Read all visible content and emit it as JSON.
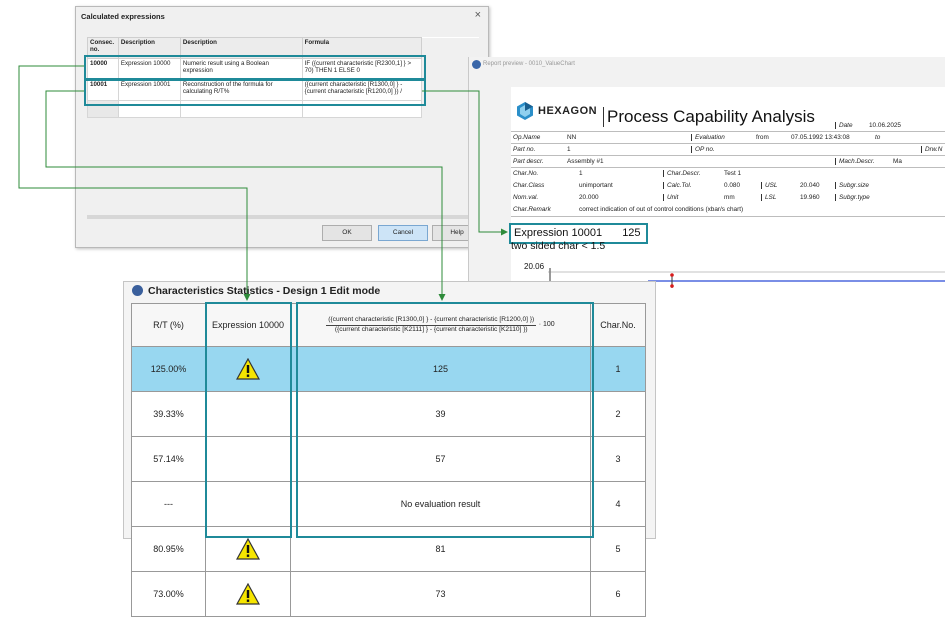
{
  "calc_dialog": {
    "title": "Calculated expressions",
    "close_label": "×",
    "columns": [
      "Consec. no.",
      "Description",
      "Description",
      "Formula"
    ],
    "rows": [
      {
        "no": "10000",
        "name": "Expression 10000",
        "desc": "Numeric result using a Boolean expression",
        "formula": "IF ({current characteristic [R2300,1] } > 70) THEN 1 ELSE 0"
      },
      {
        "no": "10001",
        "name": "Expression 10001",
        "desc": "Reconstruction of the formula for calculating R/T%",
        "formula": "({current characteristic [R1300,0] } - {current characteristic [R1200,0] }) /"
      }
    ],
    "buttons": {
      "ok": "OK",
      "cancel": "Cancel",
      "help": "Help"
    }
  },
  "report": {
    "window_title": "Report preview - 0010_ValueChart",
    "logo_text": "HEXAGON",
    "title": "Process Capability Analysis",
    "fields": {
      "date_label": "Date",
      "date_value": "10.06.2025",
      "op_name_label": "Op.Name",
      "op_name_value": "NN",
      "evaluation_label": "Evaluation",
      "from_label": "from",
      "from_value": "07.05.1992 13:43:08",
      "to_label": "to",
      "part_no_label": "Part no.",
      "part_no_value": "1",
      "op_no_label": "OP no.",
      "drw_label": "Drw.N",
      "part_descr_label": "Part descr.",
      "part_descr_value": "Assembly #1",
      "mach_descr_label": "Mach.Descr.",
      "mach_descr_value": "Ma",
      "char_no_label": "Char.No.",
      "char_no_value": "1",
      "char_descr_label": "Char.Descr.",
      "char_descr_value": "Test 1",
      "char_class_label": "Char.Class",
      "char_class_value": "unimportant",
      "calc_tol_label": "Calc.Tol.",
      "calc_tol_value": "0.080",
      "usl_label": "USL",
      "usl_value": "20.040",
      "subgr_size_label": "Subgr.size",
      "nom_val_label": "Nom.val.",
      "nom_val_value": "20.000",
      "unit_label": "Unit",
      "unit_value": "mm",
      "lsl_label": "LSL",
      "lsl_value": "19.960",
      "subgr_type_label": "Subgr.type",
      "char_remark_label": "Char.Remark",
      "char_remark_value": "correct indication of out of control conditions (xbar/s chart)"
    },
    "expression_label": "Expression 10001",
    "expression_value": "125",
    "two_sided": "two sided char < 1.5",
    "y_tick": "20.06"
  },
  "stats": {
    "title": "Characteristics Statistics - Design 1 Edit mode",
    "headers": {
      "rt": "R/T (%)",
      "expr": "Expression 10000",
      "formula_num": "({current characteristic [R1300,0] } - {current characteristic [R1200,0] })",
      "formula_den": "({current characteristic [K2111] } - {current characteristic [K2110] })",
      "formula_tail": "· 100",
      "charno": "Char.No."
    },
    "rows": [
      {
        "rt": "125.00%",
        "warn": true,
        "value": "125",
        "charno": "1",
        "selected": true
      },
      {
        "rt": "39.33%",
        "warn": false,
        "value": "39",
        "charno": "2",
        "selected": false
      },
      {
        "rt": "57.14%",
        "warn": false,
        "value": "57",
        "charno": "3",
        "selected": false
      },
      {
        "rt": "---",
        "warn": false,
        "value": "No evaluation result",
        "charno": "4",
        "selected": false
      },
      {
        "rt": "80.95%",
        "warn": true,
        "value": "81",
        "charno": "5",
        "selected": false
      },
      {
        "rt": "73.00%",
        "warn": true,
        "value": "73",
        "charno": "6",
        "selected": false
      }
    ]
  },
  "colors": {
    "highlight": "#1f8a99",
    "arrow": "#2e8b3a",
    "selection": "#98d7f0",
    "warning": "#f6e500"
  }
}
**********
Every record above should be written out again exactly; the pictures stay out of the copy.

The result:
Read all visible content and emit it as JSON.
{
  "calc_dialog": {
    "title": "Calculated expressions",
    "close_label": "×",
    "columns": [
      "Consec. no.",
      "Description",
      "Description",
      "Formula"
    ],
    "rows": [
      {
        "no": "10000",
        "name": "Expression 10000",
        "desc": "Numeric result using a Boolean expression",
        "formula": "IF ({current characteristic [R2300,1] } > 70) THEN 1 ELSE 0"
      },
      {
        "no": "10001",
        "name": "Expression 10001",
        "desc": "Reconstruction of the formula for calculating R/T%",
        "formula": "({current characteristic [R1300,0] } - {current characteristic [R1200,0] }) /"
      }
    ],
    "buttons": {
      "ok": "OK",
      "cancel": "Cancel",
      "help": "Help"
    }
  },
  "report": {
    "window_title": "Report preview - 0010_ValueChart",
    "logo_text": "HEXAGON",
    "title": "Process Capability Analysis",
    "fields": {
      "date_label": "Date",
      "date_value": "10.06.2025",
      "op_name_label": "Op.Name",
      "op_name_value": "NN",
      "evaluation_label": "Evaluation",
      "from_label": "from",
      "from_value": "07.05.1992 13:43:08",
      "to_label": "to",
      "part_no_label": "Part no.",
      "part_no_value": "1",
      "op_no_label": "OP no.",
      "drw_label": "Drw.N",
      "part_descr_label": "Part descr.",
      "part_descr_value": "Assembly #1",
      "mach_descr_label": "Mach.Descr.",
      "mach_descr_value": "Ma",
      "char_no_label": "Char.No.",
      "char_no_value": "1",
      "char_descr_label": "Char.Descr.",
      "char_descr_value": "Test 1",
      "char_class_label": "Char.Class",
      "char_class_value": "unimportant",
      "calc_tol_label": "Calc.Tol.",
      "calc_tol_value": "0.080",
      "usl_label": "USL",
      "usl_value": "20.040",
      "subgr_size_label": "Subgr.size",
      "nom_val_label": "Nom.val.",
      "nom_val_value": "20.000",
      "unit_label": "Unit",
      "unit_value": "mm",
      "lsl_label": "LSL",
      "lsl_value": "19.960",
      "subgr_type_label": "Subgr.type",
      "char_remark_label": "Char.Remark",
      "char_remark_value": "correct indication of out of control conditions (xbar/s chart)"
    },
    "expression_label": "Expression 10001",
    "expression_value": "125",
    "two_sided": "two sided char < 1.5",
    "y_tick": "20.06"
  },
  "stats": {
    "title": "Characteristics Statistics - Design 1 Edit mode",
    "headers": {
      "rt": "R/T (%)",
      "expr": "Expression 10000",
      "formula_num": "({current characteristic [R1300,0] } - {current characteristic [R1200,0] })",
      "formula_den": "({current characteristic [K2111] } - {current characteristic [K2110] })",
      "formula_tail": "· 100",
      "charno": "Char.No."
    },
    "rows": [
      {
        "rt": "125.00%",
        "warn": true,
        "value": "125",
        "charno": "1",
        "selected": true
      },
      {
        "rt": "39.33%",
        "warn": false,
        "value": "39",
        "charno": "2",
        "selected": false
      },
      {
        "rt": "57.14%",
        "warn": false,
        "value": "57",
        "charno": "3",
        "selected": false
      },
      {
        "rt": "---",
        "warn": false,
        "value": "No evaluation result",
        "charno": "4",
        "selected": false
      },
      {
        "rt": "80.95%",
        "warn": true,
        "value": "81",
        "charno": "5",
        "selected": false
      },
      {
        "rt": "73.00%",
        "warn": true,
        "value": "73",
        "charno": "6",
        "selected": false
      }
    ]
  },
  "colors": {
    "highlight": "#1f8a99",
    "arrow": "#2e8b3a",
    "selection": "#98d7f0",
    "warning": "#f6e500"
  }
}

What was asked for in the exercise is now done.